* AIM
Could you write out every entry exactly as it stands?

[Data records]
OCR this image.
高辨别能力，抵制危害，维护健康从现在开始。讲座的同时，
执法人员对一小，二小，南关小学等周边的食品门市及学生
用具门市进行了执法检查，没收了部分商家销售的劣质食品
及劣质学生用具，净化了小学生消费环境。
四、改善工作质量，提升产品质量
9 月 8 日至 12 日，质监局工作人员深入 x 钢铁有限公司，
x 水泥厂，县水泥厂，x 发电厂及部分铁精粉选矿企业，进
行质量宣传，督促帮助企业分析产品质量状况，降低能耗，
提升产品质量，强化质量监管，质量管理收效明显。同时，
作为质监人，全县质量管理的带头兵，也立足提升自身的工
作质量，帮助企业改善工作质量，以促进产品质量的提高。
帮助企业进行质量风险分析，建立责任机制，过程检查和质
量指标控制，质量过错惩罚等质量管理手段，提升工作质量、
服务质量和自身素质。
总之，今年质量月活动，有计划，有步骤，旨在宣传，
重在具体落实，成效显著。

* OUTPUT OF THE TASK
OCR this image.
高辨别能力，抵制危害，维护健康从现在开始。讲座的同时，
执法人员对一小，二小，南关小学等周边的食品门市及学生
用具门市进行了执法检查，没收了部分商家销售的劣质食品
及劣质学生用具，净化了小学生消费环境。
四、改善工作质量，提升产品质量
9 月 8 日至 12 日，质监局工作人员深入 x 钢铁有限公司，
x 水泥厂，县水泥厂，x 发电厂及部分铁精粉选矿企业，进
行质量宣传，督促帮助企业分析产品质量状况，降低能耗，
提升产品质量，强化质量监管，质量管理收效明显。同时，
作为质监人，全县质量管理的带头兵，也立足提升自身的工
作质量，帮助企业改善工作质量，以促进产品质量的提高。
帮助企业进行质量风险分析，建立责任机制，过程检查和质
量指标控制，质量过错惩罚等质量管理手段，提升工作质量、
服务质量和自身素质。
总之，今年质量月活动，有计划，有步骤，旨在宣传，
重在具体落实，成效显著。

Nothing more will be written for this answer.